[What to do]: Transcribe all of the material exactly. Any picture in it should be left out.

[Records that describe figures]
● ● ●
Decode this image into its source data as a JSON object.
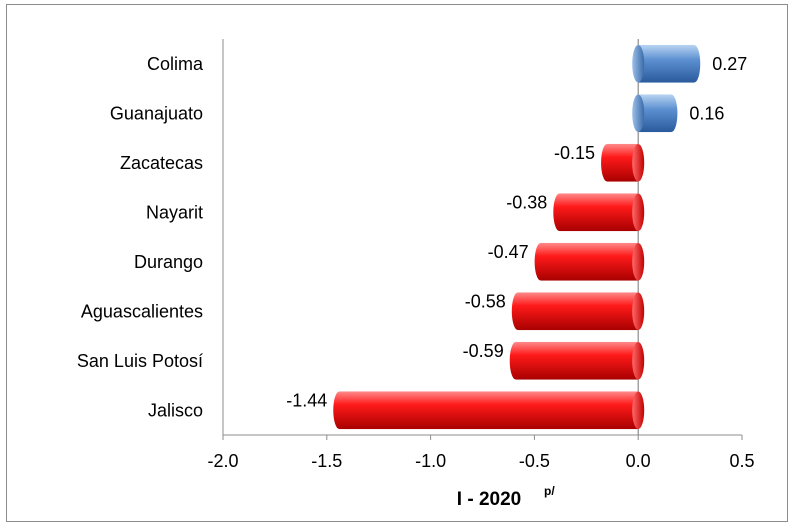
{
  "chart_data": {
    "type": "bar",
    "orientation": "horizontal",
    "categories": [
      "Colima",
      "Guanajuato",
      "Zacatecas",
      "Nayarit",
      "Durango",
      "Aguascalientes",
      "San Luis Potosí",
      "Jalisco"
    ],
    "values": [
      0.27,
      0.16,
      -0.15,
      -0.38,
      -0.47,
      -0.58,
      -0.59,
      -1.44
    ],
    "data_labels": [
      "0.27",
      "0.16",
      "-0.15",
      "-0.38",
      "-0.47",
      "-0.58",
      "-0.59",
      "-1.44"
    ],
    "xlabel": "I - 2020",
    "xlabel_superscript": "p/",
    "xlim": [
      -2.0,
      0.5
    ],
    "xticks": [
      "-2.0",
      "-1.5",
      "-1.0",
      "-0.5",
      "0.0",
      "0.5"
    ],
    "grid": false,
    "colors": {
      "positive": "#4f81bd",
      "negative": "#e31a1c"
    }
  }
}
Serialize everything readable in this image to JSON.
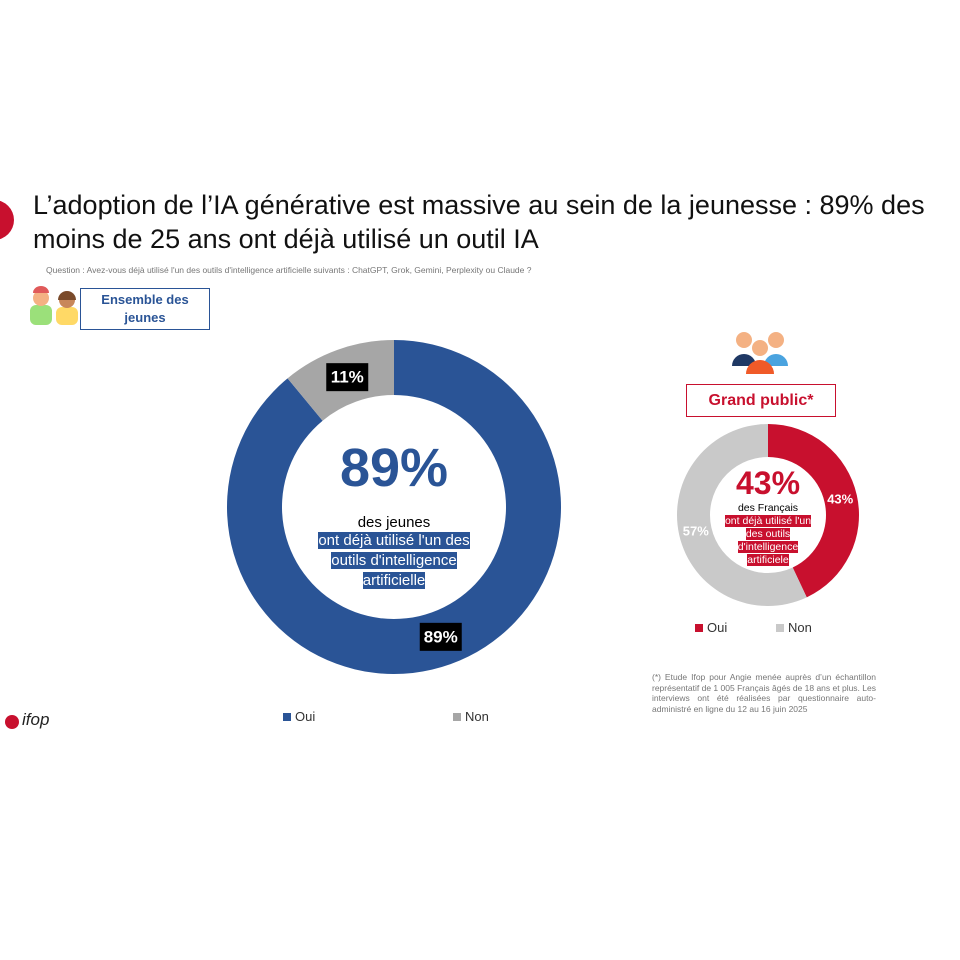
{
  "title": "L’adoption de l’IA générative est massive au sein de la jeunesse : 89% des moins de 25 ans ont déjà utilisé un outil IA",
  "question": "Question : Avez-vous déjà utilisé l'un des outils d'intelligence artificielle suivants : ChatGPT, Grok, Gemini, Perplexity ou Claude ?",
  "footnote": "(*) Etude Ifop pour Angie menée auprès d’un échantillon représentatif de 1 005 Français âgés de 18 ans et plus. Les interviews ont été réalisées par questionnaire auto-administré en ligne du 12 au 16 juin 2025",
  "logo": "ifop",
  "chart_data": [
    {
      "type": "donut",
      "title": "Ensemble des jeunes",
      "categories": [
        "Oui",
        "Non"
      ],
      "values": [
        89,
        11
      ],
      "value_labels": [
        "89%",
        "11%"
      ],
      "colors": [
        "#2a5496",
        "#a6a6a6"
      ],
      "center_label": "des jeunes",
      "center_text": "ont déjà utilisé l'un des outils d'intelligence artificielle",
      "legend": "bottom"
    },
    {
      "type": "donut",
      "title": "Grand public*",
      "categories": [
        "Oui",
        "Non"
      ],
      "values": [
        43,
        57
      ],
      "value_labels": [
        "43%",
        "57%"
      ],
      "colors": [
        "#c8102e",
        "#c9c9c9"
      ],
      "center_label": "des Français",
      "center_text": "ont déjà utilisé l'un des outils d'intelligence artificiele",
      "legend": "bottom"
    }
  ]
}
● ● ●
[Exercise solution]:
Decode this image into its source data as a JSON object.
{
  "chart_data": {
    "type": "bar",
    "orientation": "horizontal",
    "categories": [
      "Colima",
      "Guanajuato",
      "Zacatecas",
      "Nayarit",
      "Durango",
      "Aguascalientes",
      "San Luis Potosí",
      "Jalisco"
    ],
    "values": [
      0.27,
      0.16,
      -0.15,
      -0.38,
      -0.47,
      -0.58,
      -0.59,
      -1.44
    ],
    "data_labels": [
      "0.27",
      "0.16",
      "-0.15",
      "-0.38",
      "-0.47",
      "-0.58",
      "-0.59",
      "-1.44"
    ],
    "xlabel": "I - 2020",
    "xlabel_superscript": "p/",
    "xlim": [
      -2.0,
      0.5
    ],
    "xticks": [
      "-2.0",
      "-1.5",
      "-1.0",
      "-0.5",
      "0.0",
      "0.5"
    ],
    "grid": false,
    "colors": {
      "positive": "#4f81bd",
      "negative": "#e31a1c"
    }
  }
}
Serialize everything readable in this image to JSON.
{
  "title": "L’adoption de l’IA générative est massive au sein de la jeunesse : 89% des moins de 25 ans ont déjà utilisé un outil IA",
  "question": "Question : Avez-vous déjà utilisé l'un des outils d'intelligence artificielle suivants : ChatGPT, Grok, Gemini, Perplexity ou Claude ?",
  "footnote": "(*) Etude Ifop pour Angie menée auprès d’un échantillon représentatif de 1 005 Français âgés de 18 ans et plus. Les interviews ont été réalisées par questionnaire auto-administré en ligne du 12 au 16 juin 2025",
  "logo": "ifop",
  "chart_data": [
    {
      "type": "donut",
      "title": "Ensemble des jeunes",
      "categories": [
        "Oui",
        "Non"
      ],
      "values": [
        89,
        11
      ],
      "value_labels": [
        "89%",
        "11%"
      ],
      "colors": [
        "#2a5496",
        "#a6a6a6"
      ],
      "center_label": "des jeunes",
      "center_text": "ont déjà utilisé l'un des outils d'intelligence artificielle",
      "legend": "bottom"
    },
    {
      "type": "donut",
      "title": "Grand public*",
      "categories": [
        "Oui",
        "Non"
      ],
      "values": [
        43,
        57
      ],
      "value_labels": [
        "43%",
        "57%"
      ],
      "colors": [
        "#c8102e",
        "#c9c9c9"
      ],
      "center_label": "des Français",
      "center_text": "ont déjà utilisé l'un des outils d'intelligence artificiele",
      "legend": "bottom"
    }
  ]
}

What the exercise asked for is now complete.